++++ Data for this exercise ++++

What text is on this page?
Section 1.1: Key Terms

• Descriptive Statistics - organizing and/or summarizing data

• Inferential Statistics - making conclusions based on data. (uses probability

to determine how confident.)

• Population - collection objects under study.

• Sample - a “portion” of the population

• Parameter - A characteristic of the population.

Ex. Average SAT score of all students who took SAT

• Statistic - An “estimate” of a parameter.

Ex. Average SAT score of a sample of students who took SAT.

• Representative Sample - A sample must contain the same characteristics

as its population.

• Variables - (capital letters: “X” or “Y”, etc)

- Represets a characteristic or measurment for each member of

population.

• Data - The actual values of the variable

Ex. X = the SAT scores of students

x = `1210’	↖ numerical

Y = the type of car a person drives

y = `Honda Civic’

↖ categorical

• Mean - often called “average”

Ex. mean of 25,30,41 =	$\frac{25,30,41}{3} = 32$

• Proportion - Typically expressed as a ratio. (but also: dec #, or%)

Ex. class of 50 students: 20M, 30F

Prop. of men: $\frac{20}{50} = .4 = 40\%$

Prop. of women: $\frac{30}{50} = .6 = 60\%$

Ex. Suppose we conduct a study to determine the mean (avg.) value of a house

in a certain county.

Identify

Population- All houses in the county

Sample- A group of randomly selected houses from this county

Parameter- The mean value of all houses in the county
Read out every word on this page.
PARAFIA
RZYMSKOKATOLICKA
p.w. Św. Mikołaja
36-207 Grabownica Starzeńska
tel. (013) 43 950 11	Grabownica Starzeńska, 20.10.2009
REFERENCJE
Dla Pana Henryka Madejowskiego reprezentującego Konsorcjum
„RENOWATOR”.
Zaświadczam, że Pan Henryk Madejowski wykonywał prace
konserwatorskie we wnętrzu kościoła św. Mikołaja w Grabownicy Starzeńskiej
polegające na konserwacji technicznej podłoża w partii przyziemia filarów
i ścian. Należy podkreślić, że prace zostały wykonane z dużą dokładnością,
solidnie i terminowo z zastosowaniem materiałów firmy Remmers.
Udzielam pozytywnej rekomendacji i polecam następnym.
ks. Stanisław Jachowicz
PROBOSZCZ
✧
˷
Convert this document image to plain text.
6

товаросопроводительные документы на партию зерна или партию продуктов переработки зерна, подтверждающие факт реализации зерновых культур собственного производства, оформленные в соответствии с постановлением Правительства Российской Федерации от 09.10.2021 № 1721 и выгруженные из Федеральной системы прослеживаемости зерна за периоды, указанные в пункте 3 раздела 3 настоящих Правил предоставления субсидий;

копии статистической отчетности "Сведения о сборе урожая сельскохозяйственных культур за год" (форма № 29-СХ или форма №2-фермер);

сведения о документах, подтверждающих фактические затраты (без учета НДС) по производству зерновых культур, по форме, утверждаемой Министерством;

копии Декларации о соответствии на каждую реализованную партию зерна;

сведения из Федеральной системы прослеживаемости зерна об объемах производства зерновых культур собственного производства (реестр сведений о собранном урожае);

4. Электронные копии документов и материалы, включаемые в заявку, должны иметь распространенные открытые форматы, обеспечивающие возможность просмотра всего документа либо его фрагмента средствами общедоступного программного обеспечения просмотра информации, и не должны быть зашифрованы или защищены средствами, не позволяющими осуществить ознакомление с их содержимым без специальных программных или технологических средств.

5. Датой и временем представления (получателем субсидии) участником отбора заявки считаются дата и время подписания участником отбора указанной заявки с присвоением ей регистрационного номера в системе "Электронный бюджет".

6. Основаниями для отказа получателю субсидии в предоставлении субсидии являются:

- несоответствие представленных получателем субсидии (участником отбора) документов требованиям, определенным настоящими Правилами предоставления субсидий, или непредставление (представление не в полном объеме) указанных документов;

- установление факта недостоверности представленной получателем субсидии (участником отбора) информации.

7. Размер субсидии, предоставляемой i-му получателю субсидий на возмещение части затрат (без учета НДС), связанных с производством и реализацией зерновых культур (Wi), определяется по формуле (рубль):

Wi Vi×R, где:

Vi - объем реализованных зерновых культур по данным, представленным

++++

• **Stated goal**
Take every line from the records above that has the word "получателю" and copy it.

• **Solution below**
6. Основаниями для отказа получателю субсидии в предоставлении субсидии являются:
7. Размер субсидии, предоставляемой i-му получателю субсидий на возмещение части затрат (без учета НДС), связанных с производством и реализацией зерновых культур (Wi), определяется по формуле (рубль):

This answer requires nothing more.